-- START --

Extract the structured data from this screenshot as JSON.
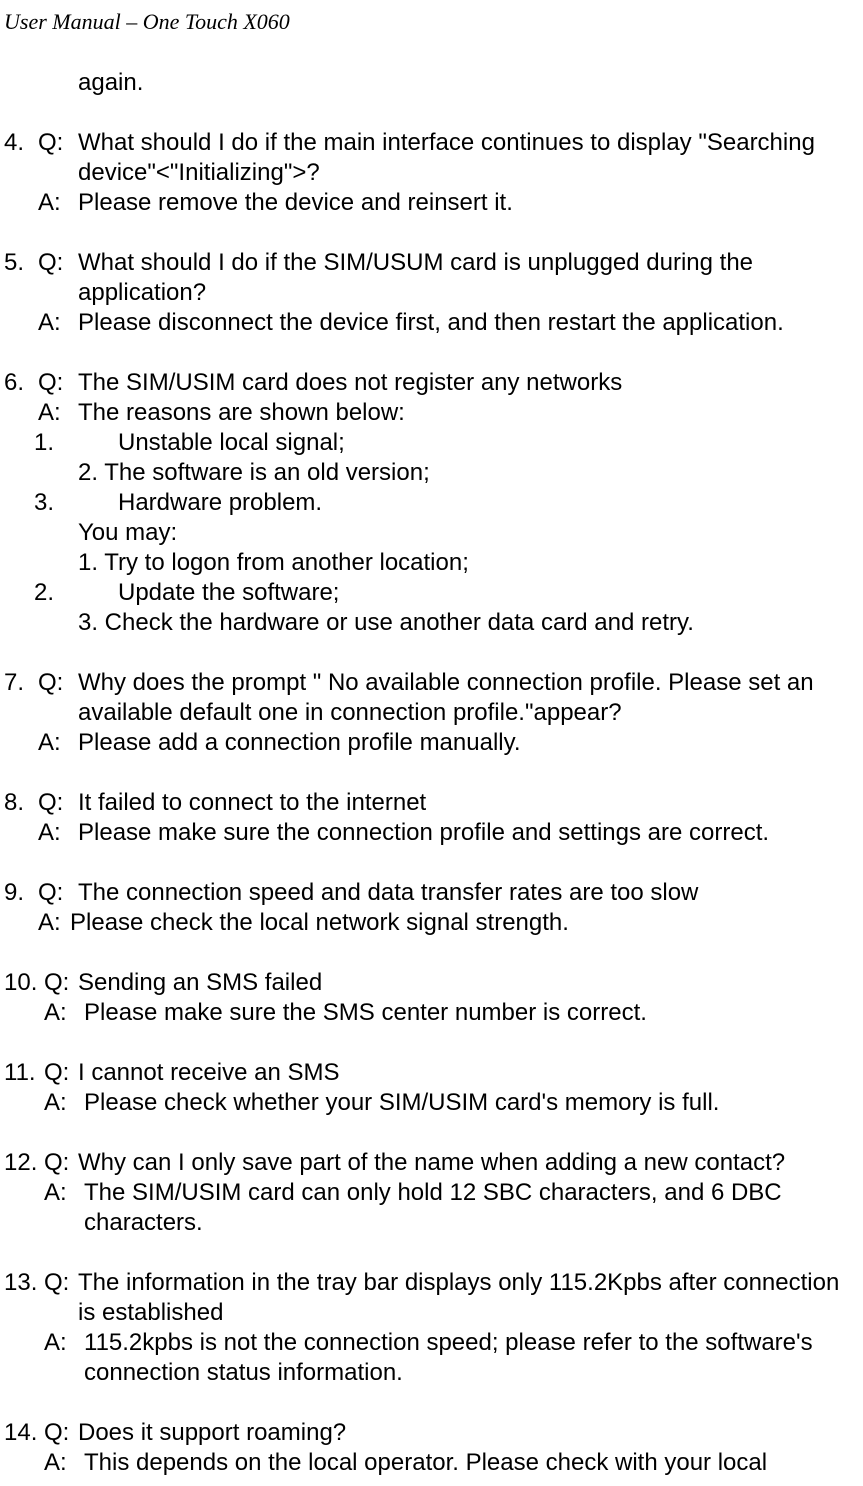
{
  "header": "User Manual – One Touch X060",
  "cont": "again.",
  "items": [
    {
      "n": "4.",
      "q": "What should I do if the main interface continues to display \"Searching device\"<\"Initializing\">?",
      "a": "Please remove the device and reinsert it."
    },
    {
      "n": "5.",
      "q": "What should I do if the SIM/USUM card is unplugged during the application?",
      "a": "Please disconnect the device first, and then restart the application."
    },
    {
      "n": "6.",
      "q": "The SIM/USIM card does not register any networks",
      "a": "The reasons are shown below:",
      "sub_a": [
        "Unstable local signal;",
        "2. The software is an old version;",
        "Hardware problem."
      ],
      "sub_a_nums": [
        "1.",
        "",
        "3."
      ],
      "mid": "You may:",
      "sub_b": [
        "1. Try to logon from another location;",
        "Update the software;",
        "3. Check the hardware or use another data card and retry."
      ],
      "sub_b_nums": [
        "",
        "2.",
        ""
      ]
    },
    {
      "n": "7.",
      "q": "Why does the prompt \" No available connection profile. Please set an available default one in connection profile.\"appear?",
      "a": "Please add a connection profile manually."
    },
    {
      "n": "8.",
      "q": "It failed to connect to the internet",
      "a": "Please make sure the connection profile and settings are correct."
    },
    {
      "n": "9.",
      "q": "The connection speed and data transfer rates are too slow",
      "a": "Please check the local network signal strength.",
      "atight": true
    },
    {
      "n": "10.",
      "q": "Sending an SMS failed",
      "a": "Please make sure the SMS center number is correct.",
      "wide": true,
      "qtight": true
    },
    {
      "n": "11.",
      "q": "I cannot receive an SMS",
      "a": "Please check whether your SIM/USIM card's memory is full.",
      "wide": true,
      "qtight": true
    },
    {
      "n": "12.",
      "q": "Why can I only save part of the name when adding a new contact?",
      "a": "The SIM/USIM card can only hold 12 SBC characters, and 6 DBC characters.",
      "wide": true,
      "qtight": true
    },
    {
      "n": "13.",
      "q": "The information in the tray bar displays only 115.2Kpbs after connection is established",
      "a": "115.2kpbs is not the connection speed; please refer to the software's connection status information.",
      "wide": true,
      "qtight": true
    },
    {
      "n": "14.",
      "q": "Does it support roaming?",
      "a": "This depends on the local operator. Please check with your local",
      "wide": true,
      "qtight": true,
      "last": true
    }
  ],
  "labels": {
    "Q": "Q:",
    "A": "A:"
  }
}
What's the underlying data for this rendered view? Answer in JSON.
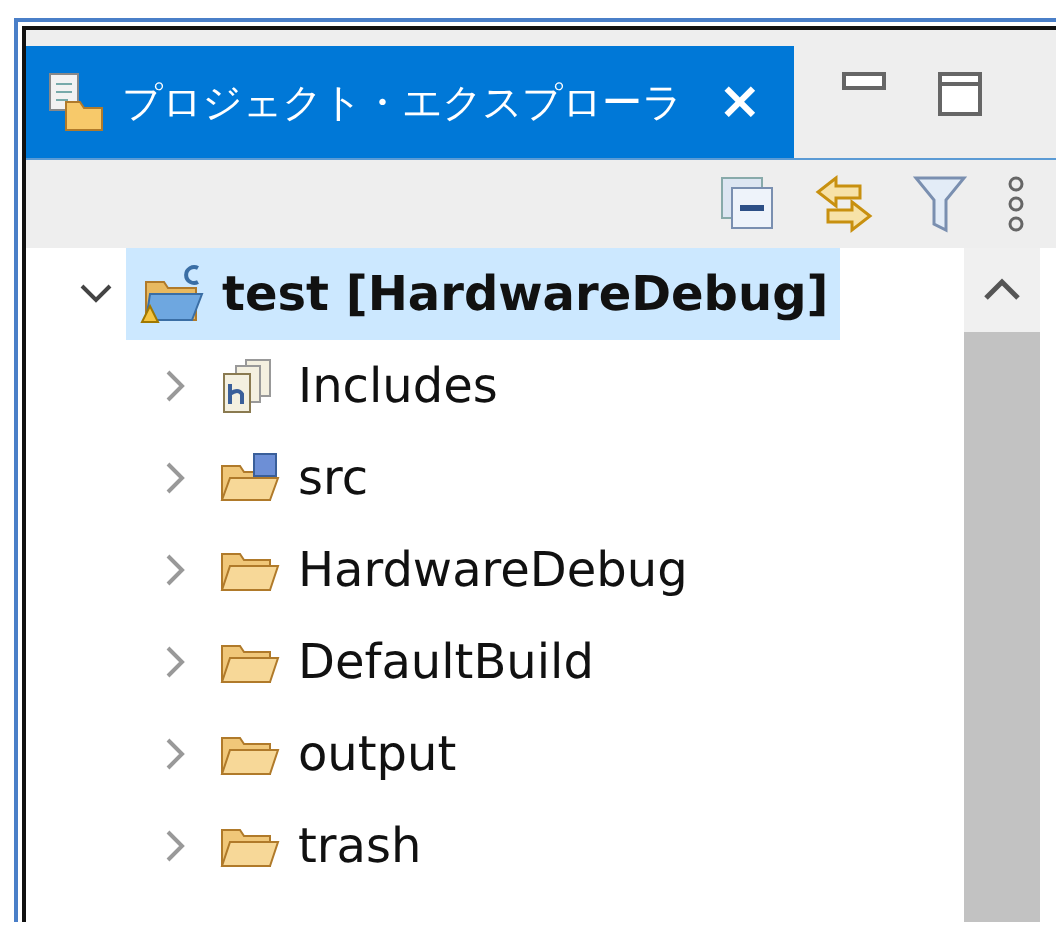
{
  "tab": {
    "title": "プロジェクト・エクスプローラ",
    "selected": true,
    "close": "×"
  },
  "tree": {
    "label": "test [HardwareDebug]",
    "kind": "project",
    "expanded": true,
    "selected": true,
    "children": [
      {
        "label": "Includes",
        "kind": "includes",
        "expanded": false,
        "selected": false
      },
      {
        "label": "src",
        "kind": "source-folder",
        "expanded": false,
        "selected": false
      },
      {
        "label": "HardwareDebug",
        "kind": "folder",
        "expanded": false,
        "selected": false
      },
      {
        "label": "DefaultBuild",
        "kind": "folder",
        "expanded": false,
        "selected": false
      },
      {
        "label": "output",
        "kind": "folder",
        "expanded": false,
        "selected": false
      },
      {
        "label": "trash",
        "kind": "folder",
        "expanded": false,
        "selected": false
      }
    ]
  }
}
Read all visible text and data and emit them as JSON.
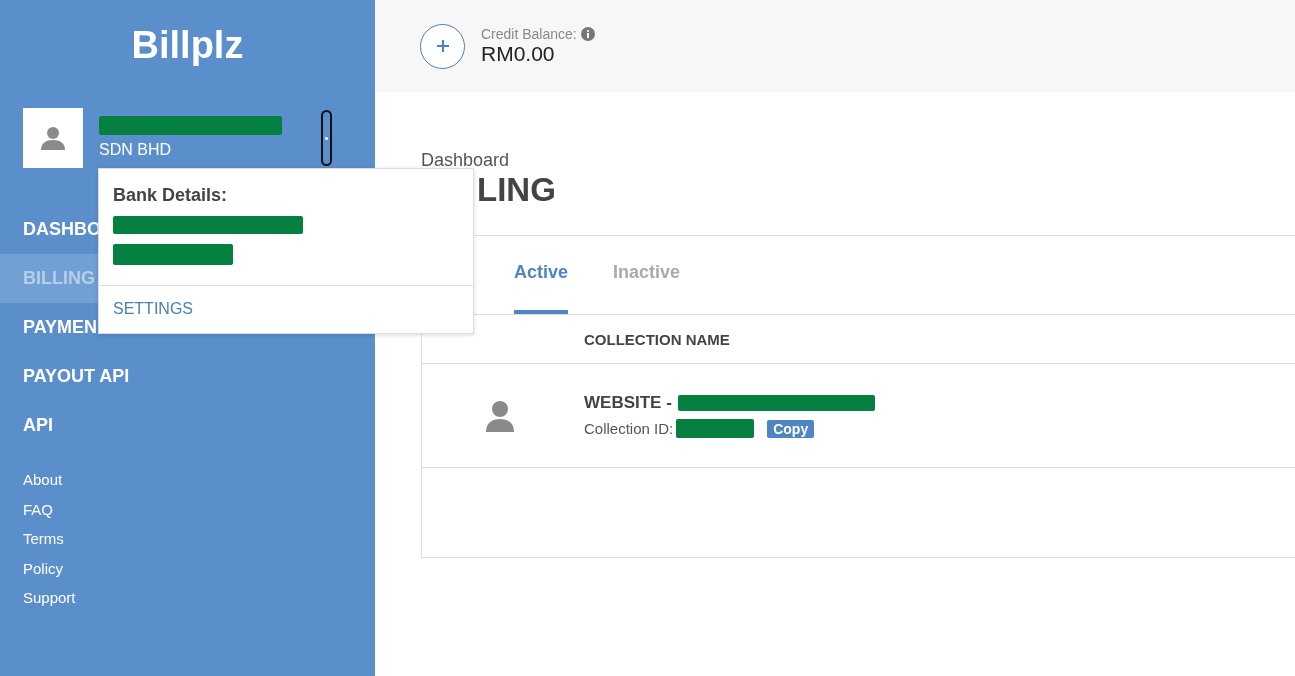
{
  "sidebar": {
    "logo": "Billplz",
    "account": {
      "company_suffix": "SDN BHD"
    },
    "nav": [
      {
        "label": "DASHBO",
        "selected": false
      },
      {
        "label": "BILLING",
        "selected": true
      },
      {
        "label": "PAYMEN",
        "selected": false
      },
      {
        "label": "PAYOUT API",
        "selected": false
      },
      {
        "label": "API",
        "selected": false
      }
    ],
    "links": [
      "About",
      "FAQ",
      "Terms",
      "Policy",
      "Support"
    ]
  },
  "account_popup": {
    "title": "Bank Details:",
    "settings_link": "SETTINGS"
  },
  "header": {
    "credit_label": "Credit Balance:",
    "credit_value": "RM0.00"
  },
  "page": {
    "breadcrumb": "Dashboard",
    "title": "LING"
  },
  "tabs": [
    {
      "label": "Active",
      "selected": true
    },
    {
      "label": "Inactive",
      "selected": false
    }
  ],
  "table": {
    "columns": [
      "COLLECTION NAME"
    ],
    "rows": [
      {
        "name_prefix": "WEBSITE -",
        "id_label": "Collection ID:",
        "copy_button": "Copy"
      }
    ]
  }
}
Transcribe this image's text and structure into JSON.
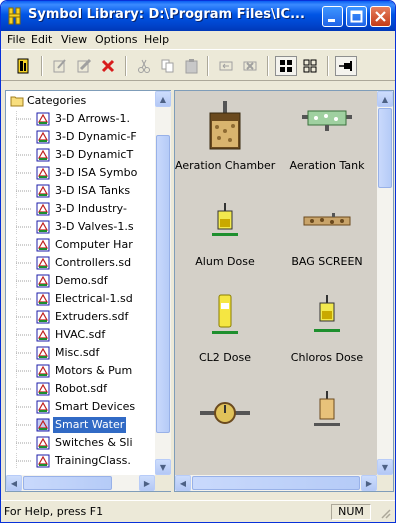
{
  "window": {
    "title": "Symbol Library: D:\\Program Files\\IC..."
  },
  "menu": [
    "File",
    "Edit",
    "View",
    "Options",
    "Help"
  ],
  "toolbar": {
    "icons": [
      "library-icon",
      "edit-icon",
      "edit-properties-icon",
      "delete-icon",
      "cut-icon",
      "copy-icon",
      "paste-icon",
      "undo-icon",
      "clear-icon",
      "large-icons-icon",
      "small-icons-icon",
      "pin-icon"
    ]
  },
  "tree": {
    "root": "Categories",
    "items": [
      "3-D Arrows-1.",
      "3-D Dynamic-F",
      "3-D DynamicT",
      "3-D ISA Symbo",
      "3-D ISA Tanks",
      "3-D Industry-",
      "3-D Valves-1.s",
      "Computer Har",
      "Controllers.sd",
      "Demo.sdf",
      "Electrical-1.sd",
      "Extruders.sdf",
      "HVAC.sdf",
      "Misc.sdf",
      "Motors & Pum",
      "Robot.sdf",
      "Smart Devices",
      "Smart Water",
      "Switches & Sli",
      "TrainingClass."
    ],
    "selected": "Smart Water"
  },
  "symbols": [
    {
      "label": "Aeration Chamber",
      "icon": "aeration-chamber-icon"
    },
    {
      "label": "Aeration Tank",
      "icon": "aeration-tank-icon"
    },
    {
      "label": "Alum Dose",
      "icon": "alum-dose-icon"
    },
    {
      "label": "BAG SCREEN",
      "icon": "bag-screen-icon"
    },
    {
      "label": "CL2 Dose",
      "icon": "cl2-dose-icon"
    },
    {
      "label": "Chloros Dose",
      "icon": "chloros-dose-icon"
    },
    {
      "label": "",
      "icon": "flow-meter-icon"
    },
    {
      "label": "",
      "icon": "dosing-unit-icon"
    }
  ],
  "status": {
    "help": "For Help, press F1",
    "num": "NUM"
  }
}
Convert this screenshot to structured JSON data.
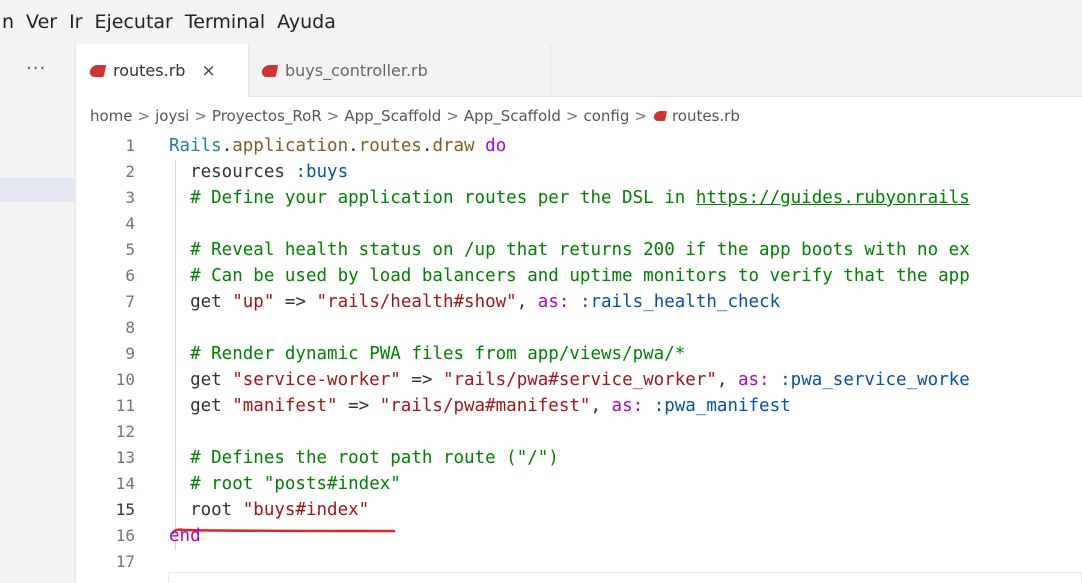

-- END --

The problem
Leave out the pictures and transcribe everything else exactly.

Correct output
Extract the structured data from this screenshot as JSON.
{
  "header": "User Manual – One Touch X060",
  "cont": "again.",
  "items": [
    {
      "n": "4.",
      "q": "What should I do if the main interface continues to display \"Searching device\"<\"Initializing\">?",
      "a": "Please remove the device and reinsert it."
    },
    {
      "n": "5.",
      "q": "What should I do if the SIM/USUM card is unplugged during the application?",
      "a": "Please disconnect the device first, and then restart the application."
    },
    {
      "n": "6.",
      "q": "The SIM/USIM card does not register any networks",
      "a": "The reasons are shown below:",
      "sub_a": [
        "Unstable local signal;",
        "2. The software is an old version;",
        "Hardware problem."
      ],
      "sub_a_nums": [
        "1.",
        "",
        "3."
      ],
      "mid": "You may:",
      "sub_b": [
        "1. Try to logon from another location;",
        "Update the software;",
        "3. Check the hardware or use another data card and retry."
      ],
      "sub_b_nums": [
        "",
        "2.",
        ""
      ]
    },
    {
      "n": "7.",
      "q": "Why does the prompt \" No available connection profile. Please set an available default one in connection profile.\"appear?",
      "a": "Please add a connection profile manually."
    },
    {
      "n": "8.",
      "q": "It failed to connect to the internet",
      "a": "Please make sure the connection profile and settings are correct."
    },
    {
      "n": "9.",
      "q": "The connection speed and data transfer rates are too slow",
      "a": "Please check the local network signal strength.",
      "atight": true
    },
    {
      "n": "10.",
      "q": "Sending an SMS failed",
      "a": "Please make sure the SMS center number is correct.",
      "wide": true,
      "qtight": true
    },
    {
      "n": "11.",
      "q": "I cannot receive an SMS",
      "a": "Please check whether your SIM/USIM card's memory is full.",
      "wide": true,
      "qtight": true
    },
    {
      "n": "12.",
      "q": "Why can I only save part of the name when adding a new contact?",
      "a": "The SIM/USIM card can only hold 12 SBC characters, and 6 DBC characters.",
      "wide": true,
      "qtight": true
    },
    {
      "n": "13.",
      "q": "The information in the tray bar displays only 115.2Kpbs after connection is established",
      "a": "115.2kpbs is not the connection speed; please refer to the software's connection status information.",
      "wide": true,
      "qtight": true
    },
    {
      "n": "14.",
      "q": "Does it support roaming?",
      "a": "This depends on the local operator. Please check with your local",
      "wide": true,
      "qtight": true,
      "last": true
    }
  ],
  "labels": {
    "Q": "Q:",
    "A": "A:"
  }
}
What's the underlying data for this rendered view? Answer in JSON.
{
  "tab": {
    "title": "プロジェクト・エクスプローラ",
    "selected": true,
    "close": "×"
  },
  "tree": {
    "label": "test [HardwareDebug]",
    "kind": "project",
    "expanded": true,
    "selected": true,
    "children": [
      {
        "label": "Includes",
        "kind": "includes",
        "expanded": false,
        "selected": false
      },
      {
        "label": "src",
        "kind": "source-folder",
        "expanded": false,
        "selected": false
      },
      {
        "label": "HardwareDebug",
        "kind": "folder",
        "expanded": false,
        "selected": false
      },
      {
        "label": "DefaultBuild",
        "kind": "folder",
        "expanded": false,
        "selected": false
      },
      {
        "label": "output",
        "kind": "folder",
        "expanded": false,
        "selected": false
      },
      {
        "label": "trash",
        "kind": "folder",
        "expanded": false,
        "selected": false
      }
    ]
  }
}
Read all visible text and data and emit them as JSON.
{
  "sidebar": {
    "logo": "Billplz",
    "account": {
      "company_suffix": "SDN BHD"
    },
    "nav": [
      {
        "label": "DASHBO",
        "selected": false
      },
      {
        "label": "BILLING",
        "selected": true
      },
      {
        "label": "PAYMEN",
        "selected": false
      },
      {
        "label": "PAYOUT API",
        "selected": false
      },
      {
        "label": "API",
        "selected": false
      }
    ],
    "links": [
      "About",
      "FAQ",
      "Terms",
      "Policy",
      "Support"
    ]
  },
  "account_popup": {
    "title": "Bank Details:",
    "settings_link": "SETTINGS"
  },
  "header": {
    "credit_label": "Credit Balance:",
    "credit_value": "RM0.00"
  },
  "page": {
    "breadcrumb": "Dashboard",
    "title": "LING"
  },
  "tabs": [
    {
      "label": "Active",
      "selected": true
    },
    {
      "label": "Inactive",
      "selected": false
    }
  ],
  "table": {
    "columns": [
      "COLLECTION NAME"
    ],
    "rows": [
      {
        "name_prefix": "WEBSITE -",
        "id_label": "Collection ID:",
        "copy_button": "Copy"
      }
    ]
  }
}
Transcribe this image's text and structure into JSON.
{
  "window": {
    "title": "Symbol Library: D:\\Program Files\\IC..."
  },
  "menu": [
    "File",
    "Edit",
    "View",
    "Options",
    "Help"
  ],
  "toolbar": {
    "icons": [
      "library-icon",
      "edit-icon",
      "edit-properties-icon",
      "delete-icon",
      "cut-icon",
      "copy-icon",
      "paste-icon",
      "undo-icon",
      "clear-icon",
      "large-icons-icon",
      "small-icons-icon",
      "pin-icon"
    ]
  },
  "tree": {
    "root": "Categories",
    "items": [
      "3-D Arrows-1.",
      "3-D Dynamic-F",
      "3-D DynamicT",
      "3-D ISA Symbo",
      "3-D ISA Tanks",
      "3-D Industry-",
      "3-D Valves-1.s",
      "Computer Har",
      "Controllers.sd",
      "Demo.sdf",
      "Electrical-1.sd",
      "Extruders.sdf",
      "HVAC.sdf",
      "Misc.sdf",
      "Motors & Pum",
      "Robot.sdf",
      "Smart Devices",
      "Smart Water",
      "Switches & Sli",
      "TrainingClass."
    ],
    "selected": "Smart Water"
  },
  "symbols": [
    {
      "label": "Aeration Chamber",
      "icon": "aeration-chamber-icon"
    },
    {
      "label": "Aeration Tank",
      "icon": "aeration-tank-icon"
    },
    {
      "label": "Alum Dose",
      "icon": "alum-dose-icon"
    },
    {
      "label": "BAG SCREEN",
      "icon": "bag-screen-icon"
    },
    {
      "label": "CL2 Dose",
      "icon": "cl2-dose-icon"
    },
    {
      "label": "Chloros Dose",
      "icon": "chloros-dose-icon"
    },
    {
      "label": "",
      "icon": "flow-meter-icon"
    },
    {
      "label": "",
      "icon": "dosing-unit-icon"
    }
  ],
  "status": {
    "help": "For Help, press F1",
    "num": "NUM"
  }
}
Convert this screenshot to structured JSON data.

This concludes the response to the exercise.